Task to complete: Search the data for the word "address". Reproduce every line where it is found.
==== Rows
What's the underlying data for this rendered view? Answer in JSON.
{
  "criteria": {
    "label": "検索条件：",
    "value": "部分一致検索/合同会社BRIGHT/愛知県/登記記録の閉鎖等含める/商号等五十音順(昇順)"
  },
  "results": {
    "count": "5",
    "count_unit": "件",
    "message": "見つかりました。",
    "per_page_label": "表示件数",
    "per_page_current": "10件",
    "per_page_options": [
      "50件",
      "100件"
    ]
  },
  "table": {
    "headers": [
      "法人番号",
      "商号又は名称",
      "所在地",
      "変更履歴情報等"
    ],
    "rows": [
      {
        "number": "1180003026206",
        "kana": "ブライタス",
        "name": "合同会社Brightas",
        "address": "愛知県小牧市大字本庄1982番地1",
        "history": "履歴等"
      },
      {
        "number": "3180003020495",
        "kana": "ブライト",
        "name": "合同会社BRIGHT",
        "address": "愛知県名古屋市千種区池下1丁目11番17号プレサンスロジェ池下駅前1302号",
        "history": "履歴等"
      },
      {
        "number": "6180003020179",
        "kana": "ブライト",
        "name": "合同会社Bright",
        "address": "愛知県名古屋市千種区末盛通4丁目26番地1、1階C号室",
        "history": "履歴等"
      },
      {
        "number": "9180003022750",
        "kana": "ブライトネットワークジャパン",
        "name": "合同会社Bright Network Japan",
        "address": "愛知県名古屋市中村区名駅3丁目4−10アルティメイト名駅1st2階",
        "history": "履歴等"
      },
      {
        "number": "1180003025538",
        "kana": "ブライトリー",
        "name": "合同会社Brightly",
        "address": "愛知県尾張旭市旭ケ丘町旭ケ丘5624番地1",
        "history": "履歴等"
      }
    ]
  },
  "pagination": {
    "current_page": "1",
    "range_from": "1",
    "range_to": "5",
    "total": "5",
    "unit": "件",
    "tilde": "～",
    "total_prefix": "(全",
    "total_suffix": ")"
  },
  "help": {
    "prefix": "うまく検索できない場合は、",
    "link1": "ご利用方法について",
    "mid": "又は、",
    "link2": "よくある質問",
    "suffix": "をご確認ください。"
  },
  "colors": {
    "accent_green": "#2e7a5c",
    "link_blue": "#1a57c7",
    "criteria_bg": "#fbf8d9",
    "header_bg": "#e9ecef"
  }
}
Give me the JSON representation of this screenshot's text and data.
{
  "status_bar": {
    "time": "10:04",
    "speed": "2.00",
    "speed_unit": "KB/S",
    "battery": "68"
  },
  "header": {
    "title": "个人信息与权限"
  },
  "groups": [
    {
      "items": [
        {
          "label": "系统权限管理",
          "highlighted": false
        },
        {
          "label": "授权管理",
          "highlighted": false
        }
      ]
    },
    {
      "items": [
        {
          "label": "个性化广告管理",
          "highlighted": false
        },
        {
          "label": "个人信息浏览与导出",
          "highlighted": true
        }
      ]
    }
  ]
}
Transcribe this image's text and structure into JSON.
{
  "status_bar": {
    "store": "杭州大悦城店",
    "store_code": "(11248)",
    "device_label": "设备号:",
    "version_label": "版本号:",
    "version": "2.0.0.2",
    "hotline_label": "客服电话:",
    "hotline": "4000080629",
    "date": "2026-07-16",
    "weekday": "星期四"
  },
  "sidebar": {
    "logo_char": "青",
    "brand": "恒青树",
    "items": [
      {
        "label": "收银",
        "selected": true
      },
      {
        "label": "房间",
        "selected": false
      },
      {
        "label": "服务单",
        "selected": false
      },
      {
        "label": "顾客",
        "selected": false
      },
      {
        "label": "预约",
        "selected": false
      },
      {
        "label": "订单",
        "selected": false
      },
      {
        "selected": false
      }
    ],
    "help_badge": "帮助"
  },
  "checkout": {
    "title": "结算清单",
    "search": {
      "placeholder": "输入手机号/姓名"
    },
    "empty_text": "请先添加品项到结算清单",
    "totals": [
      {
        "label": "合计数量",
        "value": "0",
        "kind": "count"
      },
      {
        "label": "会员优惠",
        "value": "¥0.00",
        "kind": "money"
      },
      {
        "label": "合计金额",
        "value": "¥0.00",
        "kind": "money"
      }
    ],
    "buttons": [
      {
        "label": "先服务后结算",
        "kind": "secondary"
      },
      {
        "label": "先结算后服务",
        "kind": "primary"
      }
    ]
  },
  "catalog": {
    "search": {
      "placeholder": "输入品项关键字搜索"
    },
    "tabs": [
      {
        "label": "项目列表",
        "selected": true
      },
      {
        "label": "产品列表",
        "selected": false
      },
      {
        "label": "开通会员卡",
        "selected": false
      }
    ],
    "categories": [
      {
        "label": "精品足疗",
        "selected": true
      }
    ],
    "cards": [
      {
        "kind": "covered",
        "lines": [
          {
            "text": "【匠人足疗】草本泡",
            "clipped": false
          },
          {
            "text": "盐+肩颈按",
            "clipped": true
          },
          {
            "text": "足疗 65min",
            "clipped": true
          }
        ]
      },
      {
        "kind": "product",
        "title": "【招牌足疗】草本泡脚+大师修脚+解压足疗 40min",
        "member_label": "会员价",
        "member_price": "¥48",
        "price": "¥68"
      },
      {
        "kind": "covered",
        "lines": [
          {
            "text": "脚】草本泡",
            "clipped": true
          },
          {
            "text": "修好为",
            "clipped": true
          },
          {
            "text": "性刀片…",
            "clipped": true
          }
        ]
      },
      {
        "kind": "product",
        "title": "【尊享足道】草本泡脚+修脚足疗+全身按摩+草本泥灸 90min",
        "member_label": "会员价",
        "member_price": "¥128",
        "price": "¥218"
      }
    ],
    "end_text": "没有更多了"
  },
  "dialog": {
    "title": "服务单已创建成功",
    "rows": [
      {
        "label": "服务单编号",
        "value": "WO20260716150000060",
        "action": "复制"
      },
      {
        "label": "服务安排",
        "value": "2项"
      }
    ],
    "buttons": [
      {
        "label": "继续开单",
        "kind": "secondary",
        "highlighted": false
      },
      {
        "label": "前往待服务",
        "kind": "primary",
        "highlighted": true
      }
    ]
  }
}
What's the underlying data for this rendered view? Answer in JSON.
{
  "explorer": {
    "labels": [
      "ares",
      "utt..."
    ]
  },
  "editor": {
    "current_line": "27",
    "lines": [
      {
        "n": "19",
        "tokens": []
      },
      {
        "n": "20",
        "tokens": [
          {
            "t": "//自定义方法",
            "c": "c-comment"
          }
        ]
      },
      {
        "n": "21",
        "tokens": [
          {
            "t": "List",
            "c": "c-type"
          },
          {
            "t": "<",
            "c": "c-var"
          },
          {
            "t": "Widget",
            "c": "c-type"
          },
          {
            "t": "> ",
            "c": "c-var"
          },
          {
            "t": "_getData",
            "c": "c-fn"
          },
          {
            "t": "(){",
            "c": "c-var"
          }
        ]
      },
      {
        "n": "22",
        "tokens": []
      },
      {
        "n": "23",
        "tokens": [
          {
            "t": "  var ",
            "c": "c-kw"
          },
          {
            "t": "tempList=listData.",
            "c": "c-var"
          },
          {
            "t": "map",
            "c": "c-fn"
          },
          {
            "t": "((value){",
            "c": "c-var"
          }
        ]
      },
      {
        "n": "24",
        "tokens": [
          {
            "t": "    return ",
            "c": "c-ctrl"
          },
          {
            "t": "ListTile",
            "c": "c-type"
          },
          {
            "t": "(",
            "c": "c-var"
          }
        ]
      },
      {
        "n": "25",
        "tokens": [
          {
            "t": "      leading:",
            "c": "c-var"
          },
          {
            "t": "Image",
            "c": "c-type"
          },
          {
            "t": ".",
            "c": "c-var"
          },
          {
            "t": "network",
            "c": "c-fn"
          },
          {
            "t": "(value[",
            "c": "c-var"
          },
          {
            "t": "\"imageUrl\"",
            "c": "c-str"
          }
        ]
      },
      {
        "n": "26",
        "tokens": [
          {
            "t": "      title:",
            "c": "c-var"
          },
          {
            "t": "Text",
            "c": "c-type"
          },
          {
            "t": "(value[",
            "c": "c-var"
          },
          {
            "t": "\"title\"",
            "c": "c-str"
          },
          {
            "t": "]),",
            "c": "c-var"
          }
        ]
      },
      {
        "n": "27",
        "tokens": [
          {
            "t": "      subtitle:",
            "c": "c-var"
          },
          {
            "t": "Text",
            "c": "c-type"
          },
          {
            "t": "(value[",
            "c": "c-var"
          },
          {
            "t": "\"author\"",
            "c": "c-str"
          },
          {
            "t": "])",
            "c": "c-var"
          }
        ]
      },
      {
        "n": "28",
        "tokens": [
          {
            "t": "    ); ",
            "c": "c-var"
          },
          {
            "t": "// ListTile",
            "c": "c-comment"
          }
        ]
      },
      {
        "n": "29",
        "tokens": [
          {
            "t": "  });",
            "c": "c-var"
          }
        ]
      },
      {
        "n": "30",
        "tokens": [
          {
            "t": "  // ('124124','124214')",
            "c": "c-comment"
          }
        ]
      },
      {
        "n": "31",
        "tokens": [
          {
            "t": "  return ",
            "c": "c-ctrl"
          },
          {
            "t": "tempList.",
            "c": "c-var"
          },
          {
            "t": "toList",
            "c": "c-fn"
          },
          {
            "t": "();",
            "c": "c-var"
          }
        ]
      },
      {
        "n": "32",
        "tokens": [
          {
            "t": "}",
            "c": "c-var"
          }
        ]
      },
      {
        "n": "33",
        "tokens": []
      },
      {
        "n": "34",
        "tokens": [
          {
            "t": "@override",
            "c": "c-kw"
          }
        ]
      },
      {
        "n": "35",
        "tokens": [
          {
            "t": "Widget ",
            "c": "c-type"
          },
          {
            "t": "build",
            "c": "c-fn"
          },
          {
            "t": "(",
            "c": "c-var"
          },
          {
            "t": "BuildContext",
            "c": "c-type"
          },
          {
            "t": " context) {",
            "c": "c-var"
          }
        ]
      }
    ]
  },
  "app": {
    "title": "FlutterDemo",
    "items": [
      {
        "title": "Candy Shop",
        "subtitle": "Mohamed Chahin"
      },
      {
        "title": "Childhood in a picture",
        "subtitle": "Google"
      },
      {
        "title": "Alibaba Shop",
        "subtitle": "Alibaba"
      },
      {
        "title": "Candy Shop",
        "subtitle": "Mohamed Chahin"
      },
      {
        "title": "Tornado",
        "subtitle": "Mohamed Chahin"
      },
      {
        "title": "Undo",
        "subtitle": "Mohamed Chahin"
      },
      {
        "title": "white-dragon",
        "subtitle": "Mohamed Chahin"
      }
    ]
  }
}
========
Right answer:
        "address": "愛知県小牧市大字本庄1982番地1",
        "address": "愛知県名古屋市千種区池下1丁目11番17号プレサンスロジェ池下駅前1302号",
        "address": "愛知県名古屋市千種区末盛通4丁目26番地1、1階C号室",
        "address": "愛知県名古屋市中村区名駅3丁目4−10アルティメイト名駅1st2階",
        "address": "愛知県尾張旭市旭ケ丘町旭ケ丘5624番地1",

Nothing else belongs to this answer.